» MATERIAL PROVIDED
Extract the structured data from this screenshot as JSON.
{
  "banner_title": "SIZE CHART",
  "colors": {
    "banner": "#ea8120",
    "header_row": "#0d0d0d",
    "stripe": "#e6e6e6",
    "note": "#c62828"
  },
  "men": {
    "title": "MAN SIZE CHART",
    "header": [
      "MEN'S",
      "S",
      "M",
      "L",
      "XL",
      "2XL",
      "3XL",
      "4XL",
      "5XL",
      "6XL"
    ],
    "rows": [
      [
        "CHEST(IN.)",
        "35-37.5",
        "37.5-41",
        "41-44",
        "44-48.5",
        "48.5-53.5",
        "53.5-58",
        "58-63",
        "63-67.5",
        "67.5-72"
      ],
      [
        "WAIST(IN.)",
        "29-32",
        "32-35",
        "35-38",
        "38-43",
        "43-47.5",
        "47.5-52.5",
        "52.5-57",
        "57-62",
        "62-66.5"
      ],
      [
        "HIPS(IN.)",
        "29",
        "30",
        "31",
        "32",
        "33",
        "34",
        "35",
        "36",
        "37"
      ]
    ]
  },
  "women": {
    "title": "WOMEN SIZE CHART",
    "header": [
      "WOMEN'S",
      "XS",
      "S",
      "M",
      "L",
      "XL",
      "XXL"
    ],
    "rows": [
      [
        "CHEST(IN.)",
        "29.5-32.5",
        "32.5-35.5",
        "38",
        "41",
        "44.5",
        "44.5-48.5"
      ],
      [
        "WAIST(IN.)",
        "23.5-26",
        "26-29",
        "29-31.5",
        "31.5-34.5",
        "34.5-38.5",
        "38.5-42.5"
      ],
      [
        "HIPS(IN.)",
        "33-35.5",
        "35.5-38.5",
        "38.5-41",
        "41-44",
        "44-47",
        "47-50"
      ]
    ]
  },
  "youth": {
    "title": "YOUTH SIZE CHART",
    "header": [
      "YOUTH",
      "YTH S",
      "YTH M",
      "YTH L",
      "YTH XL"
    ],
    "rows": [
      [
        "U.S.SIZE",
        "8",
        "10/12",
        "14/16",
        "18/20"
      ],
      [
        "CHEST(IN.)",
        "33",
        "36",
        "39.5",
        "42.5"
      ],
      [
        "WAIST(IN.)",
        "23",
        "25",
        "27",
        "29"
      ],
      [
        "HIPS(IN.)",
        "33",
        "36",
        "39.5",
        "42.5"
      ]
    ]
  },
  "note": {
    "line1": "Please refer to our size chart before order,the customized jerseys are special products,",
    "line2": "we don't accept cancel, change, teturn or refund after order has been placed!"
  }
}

» WORK INSTRUCTIONS
Extract all lines as given.

» THE COMPLETED TASK
Extract the structured data from this screenshot as JSON.
{
  "banner_title": "SIZE CHART",
  "colors": {
    "banner": "#ea8120",
    "header_row": "#0d0d0d",
    "stripe": "#e6e6e6",
    "note": "#c62828"
  },
  "men": {
    "title": "MAN SIZE CHART",
    "header": [
      "MEN'S",
      "S",
      "M",
      "L",
      "XL",
      "2XL",
      "3XL",
      "4XL",
      "5XL",
      "6XL"
    ],
    "rows": [
      [
        "CHEST(IN.)",
        "35-37.5",
        "37.5-41",
        "41-44",
        "44-48.5",
        "48.5-53.5",
        "53.5-58",
        "58-63",
        "63-67.5",
        "67.5-72"
      ],
      [
        "WAIST(IN.)",
        "29-32",
        "32-35",
        "35-38",
        "38-43",
        "43-47.5",
        "47.5-52.5",
        "52.5-57",
        "57-62",
        "62-66.5"
      ],
      [
        "HIPS(IN.)",
        "29",
        "30",
        "31",
        "32",
        "33",
        "34",
        "35",
        "36",
        "37"
      ]
    ]
  },
  "women": {
    "title": "WOMEN SIZE CHART",
    "header": [
      "WOMEN'S",
      "XS",
      "S",
      "M",
      "L",
      "XL",
      "XXL"
    ],
    "rows": [
      [
        "CHEST(IN.)",
        "29.5-32.5",
        "32.5-35.5",
        "38",
        "41",
        "44.5",
        "44.5-48.5"
      ],
      [
        "WAIST(IN.)",
        "23.5-26",
        "26-29",
        "29-31.5",
        "31.5-34.5",
        "34.5-38.5",
        "38.5-42.5"
      ],
      [
        "HIPS(IN.)",
        "33-35.5",
        "35.5-38.5",
        "38.5-41",
        "41-44",
        "44-47",
        "47-50"
      ]
    ]
  },
  "youth": {
    "title": "YOUTH SIZE CHART",
    "header": [
      "YOUTH",
      "YTH S",
      "YTH M",
      "YTH L",
      "YTH XL"
    ],
    "rows": [
      [
        "U.S.SIZE",
        "8",
        "10/12",
        "14/16",
        "18/20"
      ],
      [
        "CHEST(IN.)",
        "33",
        "36",
        "39.5",
        "42.5"
      ],
      [
        "WAIST(IN.)",
        "23",
        "25",
        "27",
        "29"
      ],
      [
        "HIPS(IN.)",
        "33",
        "36",
        "39.5",
        "42.5"
      ]
    ]
  },
  "note": {
    "line1": "Please refer to our size chart before order,the customized jerseys are special products,",
    "line2": "we don't accept cancel, change, teturn or refund after order has been placed!"
  }
}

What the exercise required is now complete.